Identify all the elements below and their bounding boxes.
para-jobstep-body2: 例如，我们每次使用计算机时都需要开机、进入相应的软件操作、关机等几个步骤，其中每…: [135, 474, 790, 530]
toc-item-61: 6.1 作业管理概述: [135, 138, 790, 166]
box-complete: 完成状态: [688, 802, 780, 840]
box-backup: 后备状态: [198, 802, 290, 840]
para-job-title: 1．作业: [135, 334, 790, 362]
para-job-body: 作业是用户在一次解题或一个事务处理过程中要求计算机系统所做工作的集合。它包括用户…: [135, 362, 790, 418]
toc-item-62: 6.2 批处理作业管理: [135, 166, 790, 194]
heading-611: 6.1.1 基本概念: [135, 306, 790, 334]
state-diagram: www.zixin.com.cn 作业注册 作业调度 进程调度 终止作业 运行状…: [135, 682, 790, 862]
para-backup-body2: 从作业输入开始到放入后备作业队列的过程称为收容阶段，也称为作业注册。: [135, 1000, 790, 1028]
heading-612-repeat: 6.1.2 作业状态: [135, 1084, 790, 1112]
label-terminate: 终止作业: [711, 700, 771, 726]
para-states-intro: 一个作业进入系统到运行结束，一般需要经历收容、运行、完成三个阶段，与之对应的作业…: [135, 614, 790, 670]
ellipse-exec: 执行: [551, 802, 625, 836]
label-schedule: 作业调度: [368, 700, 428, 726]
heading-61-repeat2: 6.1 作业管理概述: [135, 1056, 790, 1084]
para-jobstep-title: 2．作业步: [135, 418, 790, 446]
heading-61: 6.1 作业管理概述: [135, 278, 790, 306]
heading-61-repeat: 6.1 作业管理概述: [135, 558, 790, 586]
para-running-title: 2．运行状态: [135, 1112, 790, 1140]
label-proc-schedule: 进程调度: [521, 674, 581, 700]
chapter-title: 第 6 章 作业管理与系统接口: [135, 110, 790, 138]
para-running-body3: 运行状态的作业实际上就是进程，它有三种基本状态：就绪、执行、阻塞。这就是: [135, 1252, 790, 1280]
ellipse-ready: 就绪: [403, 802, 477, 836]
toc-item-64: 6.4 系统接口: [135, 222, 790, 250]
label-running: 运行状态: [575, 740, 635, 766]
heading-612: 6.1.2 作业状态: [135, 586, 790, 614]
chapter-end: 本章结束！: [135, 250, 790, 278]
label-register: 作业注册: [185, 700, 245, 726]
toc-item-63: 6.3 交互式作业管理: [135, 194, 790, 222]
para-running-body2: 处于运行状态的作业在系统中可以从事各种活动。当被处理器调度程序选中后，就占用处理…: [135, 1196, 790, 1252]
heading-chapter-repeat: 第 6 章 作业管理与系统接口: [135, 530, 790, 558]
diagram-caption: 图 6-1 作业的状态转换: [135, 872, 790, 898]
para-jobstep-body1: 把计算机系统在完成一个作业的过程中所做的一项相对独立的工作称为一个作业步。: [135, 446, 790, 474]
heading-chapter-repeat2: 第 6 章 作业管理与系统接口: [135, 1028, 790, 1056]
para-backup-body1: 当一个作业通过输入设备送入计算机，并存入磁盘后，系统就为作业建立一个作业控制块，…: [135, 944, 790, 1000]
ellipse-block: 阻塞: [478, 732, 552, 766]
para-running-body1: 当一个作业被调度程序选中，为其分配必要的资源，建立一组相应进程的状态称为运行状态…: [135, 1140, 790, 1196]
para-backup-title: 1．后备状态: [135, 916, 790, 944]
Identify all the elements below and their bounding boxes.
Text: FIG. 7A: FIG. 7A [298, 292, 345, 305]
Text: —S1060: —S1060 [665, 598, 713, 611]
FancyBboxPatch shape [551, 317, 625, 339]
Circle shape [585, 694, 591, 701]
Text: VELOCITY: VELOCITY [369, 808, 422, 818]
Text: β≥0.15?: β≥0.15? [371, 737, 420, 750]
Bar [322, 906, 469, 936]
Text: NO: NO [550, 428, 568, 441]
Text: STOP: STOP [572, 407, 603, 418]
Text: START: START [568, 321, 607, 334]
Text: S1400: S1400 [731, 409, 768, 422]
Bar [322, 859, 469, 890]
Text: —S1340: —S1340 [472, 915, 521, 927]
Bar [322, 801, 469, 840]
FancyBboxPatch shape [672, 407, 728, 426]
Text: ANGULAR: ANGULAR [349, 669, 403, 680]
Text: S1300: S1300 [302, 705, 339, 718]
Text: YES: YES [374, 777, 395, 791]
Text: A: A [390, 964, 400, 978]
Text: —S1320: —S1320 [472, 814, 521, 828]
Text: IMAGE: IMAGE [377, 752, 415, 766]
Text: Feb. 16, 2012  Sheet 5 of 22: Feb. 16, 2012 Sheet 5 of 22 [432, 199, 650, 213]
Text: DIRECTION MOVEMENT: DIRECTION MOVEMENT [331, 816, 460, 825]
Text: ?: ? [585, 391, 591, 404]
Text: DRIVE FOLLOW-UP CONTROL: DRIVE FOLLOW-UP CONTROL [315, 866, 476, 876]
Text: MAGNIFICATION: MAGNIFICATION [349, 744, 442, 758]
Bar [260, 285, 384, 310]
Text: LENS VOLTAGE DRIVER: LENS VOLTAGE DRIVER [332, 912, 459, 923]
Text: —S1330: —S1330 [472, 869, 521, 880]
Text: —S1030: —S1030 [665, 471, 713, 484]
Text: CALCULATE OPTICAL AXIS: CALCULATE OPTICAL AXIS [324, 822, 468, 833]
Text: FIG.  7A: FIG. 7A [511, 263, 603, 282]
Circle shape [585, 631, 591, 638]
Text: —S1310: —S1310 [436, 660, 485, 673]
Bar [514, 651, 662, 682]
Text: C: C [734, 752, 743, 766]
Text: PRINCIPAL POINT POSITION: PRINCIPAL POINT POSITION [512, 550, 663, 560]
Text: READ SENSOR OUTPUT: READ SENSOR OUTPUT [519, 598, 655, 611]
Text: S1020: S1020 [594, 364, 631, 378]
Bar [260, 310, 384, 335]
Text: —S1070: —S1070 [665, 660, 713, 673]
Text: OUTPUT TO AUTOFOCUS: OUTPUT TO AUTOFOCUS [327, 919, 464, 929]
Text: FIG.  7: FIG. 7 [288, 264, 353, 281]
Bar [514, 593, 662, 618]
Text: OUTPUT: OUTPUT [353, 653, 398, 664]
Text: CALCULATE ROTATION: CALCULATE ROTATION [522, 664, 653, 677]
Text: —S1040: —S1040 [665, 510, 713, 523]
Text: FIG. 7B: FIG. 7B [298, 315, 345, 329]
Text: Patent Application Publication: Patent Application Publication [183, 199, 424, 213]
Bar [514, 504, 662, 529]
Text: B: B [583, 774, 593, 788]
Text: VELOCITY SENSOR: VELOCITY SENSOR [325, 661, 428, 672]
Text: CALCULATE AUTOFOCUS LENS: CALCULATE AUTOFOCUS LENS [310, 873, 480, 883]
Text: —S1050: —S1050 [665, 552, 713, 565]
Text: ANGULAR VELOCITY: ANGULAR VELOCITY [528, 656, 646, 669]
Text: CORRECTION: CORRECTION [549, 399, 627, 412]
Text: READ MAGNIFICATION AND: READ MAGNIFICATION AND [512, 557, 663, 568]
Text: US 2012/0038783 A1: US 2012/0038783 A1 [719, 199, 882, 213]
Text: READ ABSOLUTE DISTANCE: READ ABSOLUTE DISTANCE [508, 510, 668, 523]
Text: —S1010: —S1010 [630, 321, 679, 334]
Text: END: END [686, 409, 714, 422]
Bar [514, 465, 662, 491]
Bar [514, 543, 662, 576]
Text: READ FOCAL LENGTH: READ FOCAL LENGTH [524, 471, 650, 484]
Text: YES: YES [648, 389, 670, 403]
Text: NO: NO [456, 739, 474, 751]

* Exercise objective
Reproduce each of the items above line for line, without changing anything.

* Output for this exercise
Identify all the elements below and their bounding boxes.
para-jobstep-body2: 例如，我们每次使用计算机时都需要开机、进入相应的软件操作、关机等几个步骤，其中每…: [135, 474, 790, 530]
toc-item-61: 6.1 作业管理概述: [135, 138, 790, 166]
box-complete: 完成状态: [688, 802, 780, 840]
box-backup: 后备状态: [198, 802, 290, 840]
para-job-title: 1．作业: [135, 334, 790, 362]
para-job-body: 作业是用户在一次解题或一个事务处理过程中要求计算机系统所做工作的集合。它包括用户…: [135, 362, 790, 418]
toc-item-62: 6.2 批处理作业管理: [135, 166, 790, 194]
heading-611: 6.1.1 基本概念: [135, 306, 790, 334]
state-diagram: www.zixin.com.cn 作业注册 作业调度 进程调度 终止作业 运行状…: [135, 682, 790, 862]
para-backup-body2: 从作业输入开始到放入后备作业队列的过程称为收容阶段，也称为作业注册。: [135, 1000, 790, 1028]
heading-612-repeat: 6.1.2 作业状态: [135, 1084, 790, 1112]
label-terminate: 终止作业: [711, 700, 771, 726]
para-states-intro: 一个作业进入系统到运行结束，一般需要经历收容、运行、完成三个阶段，与之对应的作业…: [135, 614, 790, 670]
ellipse-exec: 执行: [551, 802, 625, 836]
label-schedule: 作业调度: [368, 700, 428, 726]
heading-61-repeat2: 6.1 作业管理概述: [135, 1056, 790, 1084]
para-jobstep-title: 2．作业步: [135, 418, 790, 446]
heading-61: 6.1 作业管理概述: [135, 278, 790, 306]
heading-61-repeat: 6.1 作业管理概述: [135, 558, 790, 586]
para-running-title: 2．运行状态: [135, 1112, 790, 1140]
label-proc-schedule: 进程调度: [521, 674, 581, 700]
chapter-title: 第 6 章 作业管理与系统接口: [135, 110, 790, 138]
para-running-body3: 运行状态的作业实际上就是进程，它有三种基本状态：就绪、执行、阻塞。这就是: [135, 1252, 790, 1280]
ellipse-ready: 就绪: [403, 802, 477, 836]
toc-item-64: 6.4 系统接口: [135, 222, 790, 250]
label-running: 运行状态: [575, 740, 635, 766]
heading-612: 6.1.2 作业状态: [135, 586, 790, 614]
chapter-end: 本章结束！: [135, 250, 790, 278]
label-register: 作业注册: [185, 700, 245, 726]
toc-item-63: 6.3 交互式作业管理: [135, 194, 790, 222]
para-running-body2: 处于运行状态的作业在系统中可以从事各种活动。当被处理器调度程序选中后，就占用处理…: [135, 1196, 790, 1252]
heading-chapter-repeat: 第 6 章 作业管理与系统接口: [135, 530, 790, 558]
diagram-caption: 图 6-1 作业的状态转换: [135, 872, 790, 898]
para-jobstep-body1: 把计算机系统在完成一个作业的过程中所做的一项相对独立的工作称为一个作业步。: [135, 446, 790, 474]
heading-chapter-repeat2: 第 6 章 作业管理与系统接口: [135, 1028, 790, 1056]
para-backup-body1: 当一个作业通过输入设备送入计算机，并存入磁盘后，系统就为作业建立一个作业控制块，…: [135, 944, 790, 1000]
ellipse-block: 阻塞: [478, 732, 552, 766]
para-running-body1: 当一个作业被调度程序选中，为其分配必要的资源，建立一组相应进程的状态称为运行状态…: [135, 1140, 790, 1196]
para-backup-title: 1．后备状态: [135, 916, 790, 944]
Identify all the elements below and their bounding boxes.
Text: FIG. 7A: FIG. 7A [298, 292, 345, 305]
Text: —S1060: —S1060 [665, 598, 713, 611]
FancyBboxPatch shape [551, 317, 625, 339]
Circle shape [585, 694, 591, 701]
Text: VELOCITY: VELOCITY [369, 808, 422, 818]
Text: β≥0.15?: β≥0.15? [371, 737, 420, 750]
Bar [322, 906, 469, 936]
Text: NO: NO [550, 428, 568, 441]
Text: STOP: STOP [572, 407, 603, 418]
Text: START: START [568, 321, 607, 334]
Text: S1400: S1400 [731, 409, 768, 422]
Bar [322, 859, 469, 890]
Text: —S1340: —S1340 [472, 915, 521, 927]
Bar [322, 801, 469, 840]
FancyBboxPatch shape [672, 407, 728, 426]
Text: ANGULAR: ANGULAR [349, 669, 403, 680]
Text: S1300: S1300 [302, 705, 339, 718]
Text: YES: YES [374, 777, 395, 791]
Text: A: A [390, 964, 400, 978]
Text: —S1320: —S1320 [472, 814, 521, 828]
Text: IMAGE: IMAGE [377, 752, 415, 766]
Text: Feb. 16, 2012  Sheet 5 of 22: Feb. 16, 2012 Sheet 5 of 22 [432, 199, 650, 213]
Text: DIRECTION MOVEMENT: DIRECTION MOVEMENT [331, 816, 460, 825]
Text: ?: ? [585, 391, 591, 404]
Text: DRIVE FOLLOW-UP CONTROL: DRIVE FOLLOW-UP CONTROL [315, 866, 476, 876]
Text: MAGNIFICATION: MAGNIFICATION [349, 744, 442, 758]
Bar [260, 285, 384, 310]
Text: LENS VOLTAGE DRIVER: LENS VOLTAGE DRIVER [332, 912, 459, 923]
Text: —S1330: —S1330 [472, 869, 521, 880]
Text: —S1030: —S1030 [665, 471, 713, 484]
Text: CALCULATE OPTICAL AXIS: CALCULATE OPTICAL AXIS [324, 822, 468, 833]
Text: FIG.  7A: FIG. 7A [511, 263, 603, 282]
Circle shape [585, 631, 591, 638]
Text: —S1310: —S1310 [436, 660, 485, 673]
Bar [514, 651, 662, 682]
Text: C: C [734, 752, 743, 766]
Text: PRINCIPAL POINT POSITION: PRINCIPAL POINT POSITION [512, 550, 663, 560]
Text: READ SENSOR OUTPUT: READ SENSOR OUTPUT [519, 598, 655, 611]
Text: S1020: S1020 [594, 364, 631, 378]
Bar [260, 310, 384, 335]
Text: —S1070: —S1070 [665, 660, 713, 673]
Text: OUTPUT TO AUTOFOCUS: OUTPUT TO AUTOFOCUS [327, 919, 464, 929]
Text: FIG.  7: FIG. 7 [288, 264, 353, 281]
Bar [514, 593, 662, 618]
Text: OUTPUT: OUTPUT [353, 653, 398, 664]
Text: CALCULATE ROTATION: CALCULATE ROTATION [522, 664, 653, 677]
Text: —S1040: —S1040 [665, 510, 713, 523]
Text: FIG. 7B: FIG. 7B [298, 315, 345, 329]
Text: Patent Application Publication: Patent Application Publication [183, 199, 424, 213]
Bar [514, 504, 662, 529]
Text: B: B [583, 774, 593, 788]
Text: VELOCITY SENSOR: VELOCITY SENSOR [325, 661, 428, 672]
Text: CALCULATE AUTOFOCUS LENS: CALCULATE AUTOFOCUS LENS [310, 873, 480, 883]
Text: —S1050: —S1050 [665, 552, 713, 565]
Text: ANGULAR VELOCITY: ANGULAR VELOCITY [528, 656, 646, 669]
Text: CORRECTION: CORRECTION [549, 399, 627, 412]
Text: READ MAGNIFICATION AND: READ MAGNIFICATION AND [512, 557, 663, 568]
Text: US 2012/0038783 A1: US 2012/0038783 A1 [719, 199, 882, 213]
Text: READ ABSOLUTE DISTANCE: READ ABSOLUTE DISTANCE [508, 510, 668, 523]
Text: —S1010: —S1010 [630, 321, 679, 334]
Text: END: END [686, 409, 714, 422]
Bar [514, 465, 662, 491]
Bar [514, 543, 662, 576]
Text: READ FOCAL LENGTH: READ FOCAL LENGTH [524, 471, 650, 484]
Text: YES: YES [648, 389, 670, 403]
Text: NO: NO [456, 739, 474, 751]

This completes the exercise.